(What you should do):
Retype the full set of records. Keep every character identical.

(Dataset content):

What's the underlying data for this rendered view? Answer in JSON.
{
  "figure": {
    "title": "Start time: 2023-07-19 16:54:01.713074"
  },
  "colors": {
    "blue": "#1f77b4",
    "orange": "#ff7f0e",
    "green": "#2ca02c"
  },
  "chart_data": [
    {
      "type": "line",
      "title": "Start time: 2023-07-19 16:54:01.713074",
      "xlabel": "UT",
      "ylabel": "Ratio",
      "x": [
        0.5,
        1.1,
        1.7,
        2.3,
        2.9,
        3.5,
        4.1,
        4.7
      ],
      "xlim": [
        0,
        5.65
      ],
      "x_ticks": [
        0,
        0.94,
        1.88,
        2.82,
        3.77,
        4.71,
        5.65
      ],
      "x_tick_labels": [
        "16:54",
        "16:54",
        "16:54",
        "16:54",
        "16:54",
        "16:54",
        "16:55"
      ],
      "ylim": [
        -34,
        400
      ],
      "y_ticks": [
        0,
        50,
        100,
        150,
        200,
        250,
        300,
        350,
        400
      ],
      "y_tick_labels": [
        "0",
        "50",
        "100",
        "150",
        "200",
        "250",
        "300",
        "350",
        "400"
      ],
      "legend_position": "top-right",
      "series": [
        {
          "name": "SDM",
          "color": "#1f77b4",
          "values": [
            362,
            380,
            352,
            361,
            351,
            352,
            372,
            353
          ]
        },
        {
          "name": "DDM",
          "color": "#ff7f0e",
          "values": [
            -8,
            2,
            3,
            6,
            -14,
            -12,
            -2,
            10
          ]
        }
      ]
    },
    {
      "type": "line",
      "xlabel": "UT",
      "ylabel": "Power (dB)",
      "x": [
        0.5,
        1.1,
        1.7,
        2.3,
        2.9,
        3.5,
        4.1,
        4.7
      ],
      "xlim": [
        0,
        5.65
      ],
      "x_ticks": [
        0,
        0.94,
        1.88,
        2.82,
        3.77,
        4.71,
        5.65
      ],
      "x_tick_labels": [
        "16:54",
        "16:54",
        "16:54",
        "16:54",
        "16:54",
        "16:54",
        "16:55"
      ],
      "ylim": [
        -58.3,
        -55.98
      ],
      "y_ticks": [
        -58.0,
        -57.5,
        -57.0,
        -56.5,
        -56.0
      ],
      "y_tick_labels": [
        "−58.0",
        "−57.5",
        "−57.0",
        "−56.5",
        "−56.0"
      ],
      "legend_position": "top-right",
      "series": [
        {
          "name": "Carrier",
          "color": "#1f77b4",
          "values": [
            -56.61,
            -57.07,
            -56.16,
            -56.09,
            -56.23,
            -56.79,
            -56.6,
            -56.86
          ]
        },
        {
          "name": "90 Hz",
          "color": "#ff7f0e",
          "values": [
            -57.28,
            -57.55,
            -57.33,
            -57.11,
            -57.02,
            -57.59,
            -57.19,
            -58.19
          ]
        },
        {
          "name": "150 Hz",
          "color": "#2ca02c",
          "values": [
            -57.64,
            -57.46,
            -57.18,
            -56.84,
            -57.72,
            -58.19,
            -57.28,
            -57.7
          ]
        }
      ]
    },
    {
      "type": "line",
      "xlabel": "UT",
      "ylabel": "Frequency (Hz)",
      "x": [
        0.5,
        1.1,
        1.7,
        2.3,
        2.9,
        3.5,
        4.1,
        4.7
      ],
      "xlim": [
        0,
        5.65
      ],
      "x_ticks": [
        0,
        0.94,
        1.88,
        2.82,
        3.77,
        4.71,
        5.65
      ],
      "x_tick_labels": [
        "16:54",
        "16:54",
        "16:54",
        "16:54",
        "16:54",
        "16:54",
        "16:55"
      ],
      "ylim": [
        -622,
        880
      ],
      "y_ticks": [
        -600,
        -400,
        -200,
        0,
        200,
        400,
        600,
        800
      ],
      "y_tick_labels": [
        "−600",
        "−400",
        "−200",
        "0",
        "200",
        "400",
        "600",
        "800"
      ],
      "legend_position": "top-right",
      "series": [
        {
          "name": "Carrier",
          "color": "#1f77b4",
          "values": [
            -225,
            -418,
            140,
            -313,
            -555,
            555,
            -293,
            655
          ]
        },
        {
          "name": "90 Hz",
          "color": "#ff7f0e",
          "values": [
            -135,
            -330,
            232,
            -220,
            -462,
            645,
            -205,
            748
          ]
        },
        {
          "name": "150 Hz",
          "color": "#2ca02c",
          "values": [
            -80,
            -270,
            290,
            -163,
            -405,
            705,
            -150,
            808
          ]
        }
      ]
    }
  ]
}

(Final result):
What's the underlying data for this rendered view? Answer in JSON.
{
  "figure": {
    "title": "Start time: 2023-07-19 16:54:01.713074"
  },
  "colors": {
    "blue": "#1f77b4",
    "orange": "#ff7f0e",
    "green": "#2ca02c"
  },
  "chart_data": [
    {
      "type": "line",
      "title": "Start time: 2023-07-19 16:54:01.713074",
      "xlabel": "UT",
      "ylabel": "Ratio",
      "x": [
        0.5,
        1.1,
        1.7,
        2.3,
        2.9,
        3.5,
        4.1,
        4.7
      ],
      "xlim": [
        0,
        5.65
      ],
      "x_ticks": [
        0,
        0.94,
        1.88,
        2.82,
        3.77,
        4.71,
        5.65
      ],
      "x_tick_labels": [
        "16:54",
        "16:54",
        "16:54",
        "16:54",
        "16:54",
        "16:54",
        "16:55"
      ],
      "ylim": [
        -34,
        400
      ],
      "y_ticks": [
        0,
        50,
        100,
        150,
        200,
        250,
        300,
        350,
        400
      ],
      "y_tick_labels": [
        "0",
        "50",
        "100",
        "150",
        "200",
        "250",
        "300",
        "350",
        "400"
      ],
      "legend_position": "top-right",
      "series": [
        {
          "name": "SDM",
          "color": "#1f77b4",
          "values": [
            362,
            380,
            352,
            361,
            351,
            352,
            372,
            353
          ]
        },
        {
          "name": "DDM",
          "color": "#ff7f0e",
          "values": [
            -8,
            2,
            3,
            6,
            -14,
            -12,
            -2,
            10
          ]
        }
      ]
    },
    {
      "type": "line",
      "xlabel": "UT",
      "ylabel": "Power (dB)",
      "x": [
        0.5,
        1.1,
        1.7,
        2.3,
        2.9,
        3.5,
        4.1,
        4.7
      ],
      "xlim": [
        0,
        5.65
      ],
      "x_ticks": [
        0,
        0.94,
        1.88,
        2.82,
        3.77,
        4.71,
        5.65
      ],
      "x_tick_labels": [
        "16:54",
        "16:54",
        "16:54",
        "16:54",
        "16:54",
        "16:54",
        "16:55"
      ],
      "ylim": [
        -58.3,
        -55.98
      ],
      "y_ticks": [
        -58.0,
        -57.5,
        -57.0,
        -56.5,
        -56.0
      ],
      "y_tick_labels": [
        "−58.0",
        "−57.5",
        "−57.0",
        "−56.5",
        "−56.0"
      ],
      "legend_position": "top-right",
      "series": [
        {
          "name": "Carrier",
          "color": "#1f77b4",
          "values": [
            -56.61,
            -57.07,
            -56.16,
            -56.09,
            -56.23,
            -56.79,
            -56.6,
            -56.86
          ]
        },
        {
          "name": "90 Hz",
          "color": "#ff7f0e",
          "values": [
            -57.28,
            -57.55,
            -57.33,
            -57.11,
            -57.02,
            -57.59,
            -57.19,
            -58.19
          ]
        },
        {
          "name": "150 Hz",
          "color": "#2ca02c",
          "values": [
            -57.64,
            -57.46,
            -57.18,
            -56.84,
            -57.72,
            -58.19,
            -57.28,
            -57.7
          ]
        }
      ]
    },
    {
      "type": "line",
      "xlabel": "UT",
      "ylabel": "Frequency (Hz)",
      "x": [
        0.5,
        1.1,
        1.7,
        2.3,
        2.9,
        3.5,
        4.1,
        4.7
      ],
      "xlim": [
        0,
        5.65
      ],
      "x_ticks": [
        0,
        0.94,
        1.88,
        2.82,
        3.77,
        4.71,
        5.65
      ],
      "x_tick_labels": [
        "16:54",
        "16:54",
        "16:54",
        "16:54",
        "16:54",
        "16:54",
        "16:55"
      ],
      "ylim": [
        -622,
        880
      ],
      "y_ticks": [
        -600,
        -400,
        -200,
        0,
        200,
        400,
        600,
        800
      ],
      "y_tick_labels": [
        "−600",
        "−400",
        "−200",
        "0",
        "200",
        "400",
        "600",
        "800"
      ],
      "legend_position": "top-right",
      "series": [
        {
          "name": "Carrier",
          "color": "#1f77b4",
          "values": [
            -225,
            -418,
            140,
            -313,
            -555,
            555,
            -293,
            655
          ]
        },
        {
          "name": "90 Hz",
          "color": "#ff7f0e",
          "values": [
            -135,
            -330,
            232,
            -220,
            -462,
            645,
            -205,
            748
          ]
        },
        {
          "name": "150 Hz",
          "color": "#2ca02c",
          "values": [
            -80,
            -270,
            290,
            -163,
            -405,
            705,
            -150,
            808
          ]
        }
      ]
    }
  ]
}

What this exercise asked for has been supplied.